------ Material for this task ------

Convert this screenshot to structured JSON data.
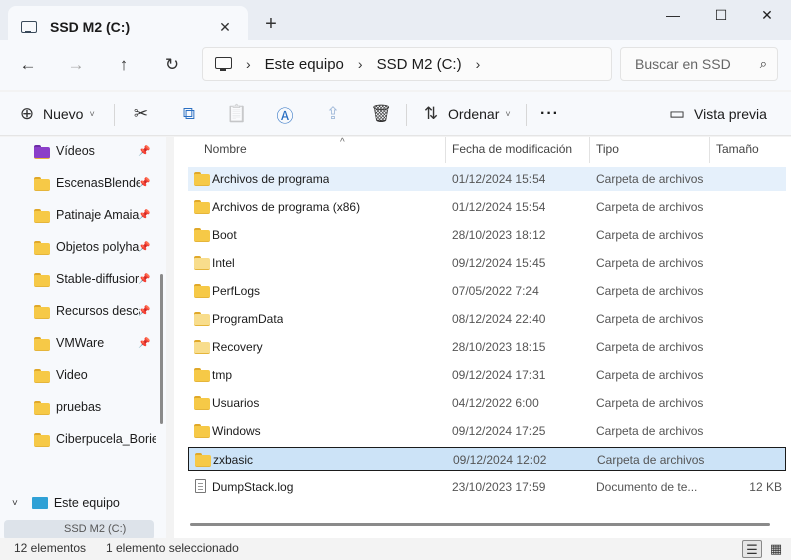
{
  "window": {
    "tab_title": "SSD M2 (C:)",
    "close_tab_glyph": "✕",
    "new_tab_glyph": "+",
    "minimize_glyph": "—",
    "maximize_glyph": "☐",
    "close_glyph": "✕"
  },
  "nav": {
    "back_glyph": "←",
    "forward_glyph": "→",
    "up_glyph": "↑",
    "refresh_glyph": "↻",
    "breadcrumb": [
      "Este equipo",
      "SSD M2 (C:)"
    ],
    "separator": "›",
    "search_placeholder": "Buscar en SSD",
    "search_icon": "⌕"
  },
  "toolbar": {
    "new_label": "Nuevo",
    "new_icon": "⊕",
    "cut_icon": "✂",
    "copy_icon": "⧉",
    "paste_icon": "📋",
    "rename_icon": "Ⓐ",
    "share_icon": "⇪",
    "delete_icon": "🗑",
    "sort_label": "Ordenar",
    "sort_icon": "⇅",
    "more_glyph": "···",
    "preview_label": "Vista previa",
    "preview_icon": "▭",
    "caret": "˅"
  },
  "sidebar": {
    "items": [
      {
        "label": "Vídeos",
        "icon": "videos-folder",
        "pinned": true
      },
      {
        "label": "EscenasBlender",
        "icon": "folder",
        "pinned": true
      },
      {
        "label": "Patinaje Amaia",
        "icon": "folder",
        "pinned": true
      },
      {
        "label": "Objetos polyha",
        "icon": "folder",
        "pinned": true
      },
      {
        "label": "Stable-diffusior",
        "icon": "folder",
        "pinned": true
      },
      {
        "label": "Recursos desca",
        "icon": "folder",
        "pinned": true
      },
      {
        "label": "VMWare",
        "icon": "folder",
        "pinned": true
      },
      {
        "label": "Video",
        "icon": "folder",
        "pinned": false
      },
      {
        "label": "pruebas",
        "icon": "folder",
        "pinned": false
      },
      {
        "label": "Ciberpucela_Boriel",
        "icon": "folder",
        "pinned": false
      }
    ],
    "pin_glyph": "📌",
    "this_pc_label": "Este equipo",
    "this_pc_chevron": "˅",
    "drive_label": "SSD M2 (C:)"
  },
  "list": {
    "columns": {
      "name": "Nombre",
      "date": "Fecha de modificación",
      "type": "Tipo",
      "size": "Tamaño"
    },
    "sort_glyph": "^",
    "rows": [
      {
        "name": "Archivos de programa",
        "date": "01/12/2024 15:54",
        "type": "Carpeta de archivos",
        "size": "",
        "icon": "folder",
        "state": "hover"
      },
      {
        "name": "Archivos de programa (x86)",
        "date": "01/12/2024 15:54",
        "type": "Carpeta de archivos",
        "size": "",
        "icon": "folder",
        "state": ""
      },
      {
        "name": "Boot",
        "date": "28/10/2023 18:12",
        "type": "Carpeta de archivos",
        "size": "",
        "icon": "folder",
        "state": ""
      },
      {
        "name": "Intel",
        "date": "09/12/2024 15:45",
        "type": "Carpeta de archivos",
        "size": "",
        "icon": "folder-light",
        "state": ""
      },
      {
        "name": "PerfLogs",
        "date": "07/05/2022 7:24",
        "type": "Carpeta de archivos",
        "size": "",
        "icon": "folder",
        "state": ""
      },
      {
        "name": "ProgramData",
        "date": "08/12/2024 22:40",
        "type": "Carpeta de archivos",
        "size": "",
        "icon": "folder-light",
        "state": ""
      },
      {
        "name": "Recovery",
        "date": "28/10/2023 18:15",
        "type": "Carpeta de archivos",
        "size": "",
        "icon": "folder-light",
        "state": ""
      },
      {
        "name": "tmp",
        "date": "09/12/2024 17:31",
        "type": "Carpeta de archivos",
        "size": "",
        "icon": "folder",
        "state": ""
      },
      {
        "name": "Usuarios",
        "date": "04/12/2022 6:00",
        "type": "Carpeta de archivos",
        "size": "",
        "icon": "folder",
        "state": ""
      },
      {
        "name": "Windows",
        "date": "09/12/2024 17:25",
        "type": "Carpeta de archivos",
        "size": "",
        "icon": "folder",
        "state": ""
      },
      {
        "name": "zxbasic",
        "date": "09/12/2024 12:02",
        "type": "Carpeta de archivos",
        "size": "",
        "icon": "folder",
        "state": "selected"
      },
      {
        "name": "DumpStack.log",
        "date": "23/10/2023 17:59",
        "type": "Documento de te...",
        "size": "12 KB",
        "icon": "document",
        "state": ""
      }
    ]
  },
  "status": {
    "count": "12 elementos",
    "selection": "1 elemento seleccionado",
    "details_view_icon": "☰",
    "tiles_view_icon": "▦"
  }
}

------

- Given instruction
List every line in the records above that contains the word "equipo".

- Result of the exercise
      "Este equipo",
    "this_pc_label": "Este equipo",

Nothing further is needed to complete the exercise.